(Records)
━━━━━━━━
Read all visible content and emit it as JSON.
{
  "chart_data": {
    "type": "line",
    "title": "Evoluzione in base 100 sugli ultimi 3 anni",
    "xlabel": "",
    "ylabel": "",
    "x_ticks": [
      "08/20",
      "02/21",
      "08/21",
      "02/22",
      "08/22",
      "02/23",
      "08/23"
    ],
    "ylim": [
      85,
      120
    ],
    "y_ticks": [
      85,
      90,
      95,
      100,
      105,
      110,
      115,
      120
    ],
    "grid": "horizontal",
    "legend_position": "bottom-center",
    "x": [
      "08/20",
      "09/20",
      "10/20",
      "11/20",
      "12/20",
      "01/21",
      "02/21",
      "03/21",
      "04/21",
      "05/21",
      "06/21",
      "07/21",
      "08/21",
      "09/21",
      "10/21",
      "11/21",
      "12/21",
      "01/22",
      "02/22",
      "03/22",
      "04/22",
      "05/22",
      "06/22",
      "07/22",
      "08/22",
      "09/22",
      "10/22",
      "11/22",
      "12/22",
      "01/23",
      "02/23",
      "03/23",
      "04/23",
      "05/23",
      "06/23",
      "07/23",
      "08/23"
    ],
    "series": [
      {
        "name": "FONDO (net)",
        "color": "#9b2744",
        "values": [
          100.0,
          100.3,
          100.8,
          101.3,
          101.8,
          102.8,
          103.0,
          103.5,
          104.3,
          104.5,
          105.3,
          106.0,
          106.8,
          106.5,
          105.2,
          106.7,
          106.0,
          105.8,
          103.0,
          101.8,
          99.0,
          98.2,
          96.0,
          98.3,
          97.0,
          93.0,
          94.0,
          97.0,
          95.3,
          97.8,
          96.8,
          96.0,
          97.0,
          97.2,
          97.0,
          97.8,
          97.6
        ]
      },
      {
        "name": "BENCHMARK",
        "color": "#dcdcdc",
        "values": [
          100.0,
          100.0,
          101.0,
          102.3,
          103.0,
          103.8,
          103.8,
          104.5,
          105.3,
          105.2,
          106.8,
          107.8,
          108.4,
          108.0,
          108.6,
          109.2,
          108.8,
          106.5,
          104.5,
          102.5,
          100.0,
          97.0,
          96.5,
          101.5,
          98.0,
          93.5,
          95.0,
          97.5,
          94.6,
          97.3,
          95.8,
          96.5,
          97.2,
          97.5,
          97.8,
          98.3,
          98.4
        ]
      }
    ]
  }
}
━━━━━━━━
# The problem:
Each record above should be output again exactly.

# Answer in full:
Read all visible content and emit it as JSON.
{
  "chart_data": {
    "type": "line",
    "title": "Evoluzione in base 100 sugli ultimi 3 anni",
    "xlabel": "",
    "ylabel": "",
    "x_ticks": [
      "08/20",
      "02/21",
      "08/21",
      "02/22",
      "08/22",
      "02/23",
      "08/23"
    ],
    "ylim": [
      85,
      120
    ],
    "y_ticks": [
      85,
      90,
      95,
      100,
      105,
      110,
      115,
      120
    ],
    "grid": "horizontal",
    "legend_position": "bottom-center",
    "x": [
      "08/20",
      "09/20",
      "10/20",
      "11/20",
      "12/20",
      "01/21",
      "02/21",
      "03/21",
      "04/21",
      "05/21",
      "06/21",
      "07/21",
      "08/21",
      "09/21",
      "10/21",
      "11/21",
      "12/21",
      "01/22",
      "02/22",
      "03/22",
      "04/22",
      "05/22",
      "06/22",
      "07/22",
      "08/22",
      "09/22",
      "10/22",
      "11/22",
      "12/22",
      "01/23",
      "02/23",
      "03/23",
      "04/23",
      "05/23",
      "06/23",
      "07/23",
      "08/23"
    ],
    "series": [
      {
        "name": "FONDO (net)",
        "color": "#9b2744",
        "values": [
          100.0,
          100.3,
          100.8,
          101.3,
          101.8,
          102.8,
          103.0,
          103.5,
          104.3,
          104.5,
          105.3,
          106.0,
          106.8,
          106.5,
          105.2,
          106.7,
          106.0,
          105.8,
          103.0,
          101.8,
          99.0,
          98.2,
          96.0,
          98.3,
          97.0,
          93.0,
          94.0,
          97.0,
          95.3,
          97.8,
          96.8,
          96.0,
          97.0,
          97.2,
          97.0,
          97.8,
          97.6
        ]
      },
      {
        "name": "BENCHMARK",
        "color": "#dcdcdc",
        "values": [
          100.0,
          100.0,
          101.0,
          102.3,
          103.0,
          103.8,
          103.8,
          104.5,
          105.3,
          105.2,
          106.8,
          107.8,
          108.4,
          108.0,
          108.6,
          109.2,
          108.8,
          106.5,
          104.5,
          102.5,
          100.0,
          97.0,
          96.5,
          101.5,
          98.0,
          93.5,
          95.0,
          97.5,
          94.6,
          97.3,
          95.8,
          96.5,
          97.2,
          97.5,
          97.8,
          98.3,
          98.4
        ]
      }
    ]
  }
}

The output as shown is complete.